__Aufgabenstellung 1__:
Prüfen Sie anhand des Textes über die Route 66, ob die folgenden Aussagen zutreffen: (a) Im Jahr 1985 wurde die Route 66 offiziell aus dem Highway-System entfernt. (b) Von der alten Strecke ist heute nichts mehr übrig. (c) Die Bewohner der Gegenden entlang der Straße nahmen die Ersetzung der alten Route widerstandslos hin. Antworten Sie jeweils mit Ja oder Nein und belegen Sie dies mit einem wörtlichen Zitat.
__Aufgabenstellung 2__:
Beantworten Sie mithilfe des Textes über die Route 66 kurz die folgenden Fragen:
(a) In welchem Jahrzehnt wurde die alte Route nach und nach ersetzt?
(b) Aus welchen Jahrzehnten stammen die Songs, die die Music-Boxen spielen?
(c) Wie sind gut erhaltene Teile der Route ausgeschildert?
__Aufgabenstellung 3__:
Erklären Sie mithilfe des Textes über die Route 66, warum viele kleine Gemeinden in ein ökonomisches Desaster gerieten.

__Textauszug__:
↓↓↓

Als in den 1960er Jahren die Interstäte 40 die alte Route nach und nach ersetzte, leisteten die Bewohner der Landstriche, durch die die Straße führte, heftigen Widerstand. Aber die Zukunft ließ sich nicht aufhalten, 1985 wurde die Route 66 offiziell aus dem Highway-System entfernt.

Das stürzte viele der kleinen Gemeinden, die von dieser Straße gelebt hatten, in ein ökonomisches Desaster.

Die betroffenen Ortschaften schafften es schließlich, daß erneut Schilder aufgestellt wurden, die auf die „Historic Route 66“ hinwiesen. Zwar versandete die Strecke teilweise, aber noch immer sind Teilstücke als Nebenstraßen erhalten. Hier blüht die Nostalgie. Die alten Diners mit ihren runden Plastiktischen sind noch immer da. Music-Boxen spielen die Songs der 1940er und 1950er Jahre. In den Motels findet man die Atmosphäre der alten Tage. Und noch immer befahren Kolonnen von Harley-Davidson-Fahrern die letzten Stücke der Route 66. Konvois von Ford T-Modellen und Straßenkreuzern fahren in nostalgischen Rallys.

Gut erhaltene Teile der Route sind als „National Scenic Byways“ ausgeschildert (landschaftlich besonders schöne Nebenstrecken). Einige Staaten haben weite Strecken als „US Bicycle Routes“ designiert, „Bundesfahrradwege“.

↑↑↑

__Extrahierte Datensätze__:
↓↓↓

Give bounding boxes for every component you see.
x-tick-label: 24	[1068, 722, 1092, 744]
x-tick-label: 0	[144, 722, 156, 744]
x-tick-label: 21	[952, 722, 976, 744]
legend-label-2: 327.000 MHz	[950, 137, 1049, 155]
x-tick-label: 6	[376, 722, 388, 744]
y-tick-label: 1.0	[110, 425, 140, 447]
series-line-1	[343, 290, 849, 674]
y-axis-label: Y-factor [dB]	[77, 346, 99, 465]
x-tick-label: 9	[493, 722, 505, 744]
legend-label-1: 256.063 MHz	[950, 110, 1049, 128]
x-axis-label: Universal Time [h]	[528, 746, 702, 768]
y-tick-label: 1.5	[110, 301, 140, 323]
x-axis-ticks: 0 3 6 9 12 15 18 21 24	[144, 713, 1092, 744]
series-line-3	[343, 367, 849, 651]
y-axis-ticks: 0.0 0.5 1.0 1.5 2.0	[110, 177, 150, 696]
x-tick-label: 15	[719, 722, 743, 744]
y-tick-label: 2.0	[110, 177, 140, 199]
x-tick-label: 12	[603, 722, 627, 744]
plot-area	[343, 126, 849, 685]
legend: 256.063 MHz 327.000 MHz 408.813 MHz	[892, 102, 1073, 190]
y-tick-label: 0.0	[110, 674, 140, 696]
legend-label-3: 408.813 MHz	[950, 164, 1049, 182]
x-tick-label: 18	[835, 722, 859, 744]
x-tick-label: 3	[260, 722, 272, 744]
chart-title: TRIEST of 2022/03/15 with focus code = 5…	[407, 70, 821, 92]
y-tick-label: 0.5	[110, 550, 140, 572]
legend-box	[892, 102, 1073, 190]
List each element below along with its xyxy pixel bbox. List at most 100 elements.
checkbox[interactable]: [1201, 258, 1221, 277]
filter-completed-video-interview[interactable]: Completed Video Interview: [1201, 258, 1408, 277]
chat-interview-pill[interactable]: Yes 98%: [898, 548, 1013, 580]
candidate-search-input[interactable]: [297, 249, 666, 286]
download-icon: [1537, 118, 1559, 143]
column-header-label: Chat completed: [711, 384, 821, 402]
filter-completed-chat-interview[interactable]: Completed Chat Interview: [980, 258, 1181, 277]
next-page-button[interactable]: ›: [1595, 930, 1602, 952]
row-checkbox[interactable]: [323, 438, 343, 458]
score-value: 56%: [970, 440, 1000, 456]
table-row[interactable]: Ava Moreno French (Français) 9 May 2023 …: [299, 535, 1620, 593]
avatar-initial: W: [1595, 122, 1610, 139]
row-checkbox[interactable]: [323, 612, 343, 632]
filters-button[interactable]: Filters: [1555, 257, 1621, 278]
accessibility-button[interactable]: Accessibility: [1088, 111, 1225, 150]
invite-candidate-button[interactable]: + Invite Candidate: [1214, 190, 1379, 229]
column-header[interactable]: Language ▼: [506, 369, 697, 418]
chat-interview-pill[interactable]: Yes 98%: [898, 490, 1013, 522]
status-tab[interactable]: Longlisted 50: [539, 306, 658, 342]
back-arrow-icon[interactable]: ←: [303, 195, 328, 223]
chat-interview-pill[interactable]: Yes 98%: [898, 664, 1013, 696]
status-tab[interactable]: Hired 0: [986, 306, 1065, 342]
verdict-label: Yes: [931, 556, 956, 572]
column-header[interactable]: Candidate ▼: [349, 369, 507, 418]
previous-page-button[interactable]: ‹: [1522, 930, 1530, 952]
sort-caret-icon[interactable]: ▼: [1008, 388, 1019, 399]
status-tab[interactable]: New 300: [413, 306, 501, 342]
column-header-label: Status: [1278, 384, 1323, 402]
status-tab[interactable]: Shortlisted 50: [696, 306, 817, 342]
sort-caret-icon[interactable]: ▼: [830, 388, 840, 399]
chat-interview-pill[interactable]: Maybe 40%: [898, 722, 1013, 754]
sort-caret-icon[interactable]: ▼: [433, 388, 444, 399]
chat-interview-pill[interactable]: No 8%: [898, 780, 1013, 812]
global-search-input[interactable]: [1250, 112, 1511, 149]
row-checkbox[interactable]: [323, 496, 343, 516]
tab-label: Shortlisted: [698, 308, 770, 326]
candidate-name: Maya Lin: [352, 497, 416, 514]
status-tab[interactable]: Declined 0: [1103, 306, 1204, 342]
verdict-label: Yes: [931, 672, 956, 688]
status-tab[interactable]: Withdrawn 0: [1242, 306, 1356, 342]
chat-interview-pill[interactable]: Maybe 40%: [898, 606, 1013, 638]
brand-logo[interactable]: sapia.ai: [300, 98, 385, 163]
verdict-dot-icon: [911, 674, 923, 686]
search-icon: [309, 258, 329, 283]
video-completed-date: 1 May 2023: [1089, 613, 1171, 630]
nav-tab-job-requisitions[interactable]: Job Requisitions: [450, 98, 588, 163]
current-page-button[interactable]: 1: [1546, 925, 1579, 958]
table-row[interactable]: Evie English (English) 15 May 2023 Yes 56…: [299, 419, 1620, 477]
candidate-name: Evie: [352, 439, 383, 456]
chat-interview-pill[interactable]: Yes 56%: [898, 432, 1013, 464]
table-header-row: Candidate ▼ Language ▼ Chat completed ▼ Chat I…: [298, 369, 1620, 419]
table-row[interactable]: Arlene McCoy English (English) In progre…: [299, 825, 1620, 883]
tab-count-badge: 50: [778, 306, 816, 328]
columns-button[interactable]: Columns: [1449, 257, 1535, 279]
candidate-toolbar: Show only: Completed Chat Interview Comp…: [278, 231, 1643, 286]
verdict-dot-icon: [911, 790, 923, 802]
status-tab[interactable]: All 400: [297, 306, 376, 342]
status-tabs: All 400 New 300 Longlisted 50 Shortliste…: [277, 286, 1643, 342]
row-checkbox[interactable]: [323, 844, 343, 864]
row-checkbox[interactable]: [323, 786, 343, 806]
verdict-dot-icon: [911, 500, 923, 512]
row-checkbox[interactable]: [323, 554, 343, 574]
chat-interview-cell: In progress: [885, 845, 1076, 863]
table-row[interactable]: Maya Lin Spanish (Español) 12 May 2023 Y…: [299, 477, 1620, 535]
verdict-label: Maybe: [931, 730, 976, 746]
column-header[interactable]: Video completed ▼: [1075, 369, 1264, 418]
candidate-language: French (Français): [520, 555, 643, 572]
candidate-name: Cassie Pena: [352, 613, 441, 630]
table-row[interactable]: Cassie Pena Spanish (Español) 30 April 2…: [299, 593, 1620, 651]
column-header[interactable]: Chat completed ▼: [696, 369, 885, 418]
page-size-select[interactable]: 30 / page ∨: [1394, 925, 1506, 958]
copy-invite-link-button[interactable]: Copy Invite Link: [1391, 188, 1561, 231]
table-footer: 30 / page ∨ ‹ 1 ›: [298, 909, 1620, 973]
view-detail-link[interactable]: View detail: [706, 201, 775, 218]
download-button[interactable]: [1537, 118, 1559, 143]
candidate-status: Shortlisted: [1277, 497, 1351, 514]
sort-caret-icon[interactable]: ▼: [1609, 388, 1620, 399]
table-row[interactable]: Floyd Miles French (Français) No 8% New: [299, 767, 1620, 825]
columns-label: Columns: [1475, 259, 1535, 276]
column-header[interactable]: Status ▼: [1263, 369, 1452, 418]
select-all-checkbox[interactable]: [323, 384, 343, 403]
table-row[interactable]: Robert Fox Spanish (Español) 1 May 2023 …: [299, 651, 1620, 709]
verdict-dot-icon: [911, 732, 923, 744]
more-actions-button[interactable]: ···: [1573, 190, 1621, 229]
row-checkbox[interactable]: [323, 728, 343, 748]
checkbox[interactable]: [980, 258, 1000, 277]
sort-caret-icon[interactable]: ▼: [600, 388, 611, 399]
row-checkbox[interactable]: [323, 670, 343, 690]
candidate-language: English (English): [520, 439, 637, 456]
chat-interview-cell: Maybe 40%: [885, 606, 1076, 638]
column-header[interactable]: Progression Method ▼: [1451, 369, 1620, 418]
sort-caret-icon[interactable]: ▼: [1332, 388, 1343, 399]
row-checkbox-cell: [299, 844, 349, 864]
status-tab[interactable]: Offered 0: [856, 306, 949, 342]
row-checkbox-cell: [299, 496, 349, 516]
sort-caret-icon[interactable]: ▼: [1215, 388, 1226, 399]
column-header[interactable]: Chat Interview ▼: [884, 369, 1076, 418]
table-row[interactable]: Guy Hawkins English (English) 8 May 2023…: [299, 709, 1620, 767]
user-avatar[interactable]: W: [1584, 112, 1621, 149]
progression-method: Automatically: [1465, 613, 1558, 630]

↑↑↑

__Richtige Lösung 1__:
(a) Ja: „1985 wurde die Route 66 offiziell aus dem Highway-System entfernt“
(b) Nein: „aber noch immer sind Teilstücke als Nebenstraßen erhalten“
(c) Nein: „leisteten die Bewohner der Landstriche, durch die die Straße führte, heftigen Widerstand“

__Richtige Lösung 2__:
(a) In den 1960er Jahren.
(b) Aus den 1940er und 1950er Jahren.
(c) Als „National Scenic Byways“.

__Richtige Lösung 3__:
Die kleinen Gemeinden hatten von der Route 66 gelebt. Als die Straße 1985 offiziell aus dem Highway-System entfernt wurde, stürzte das viele von ihnen in ein ökonomisches Desaster.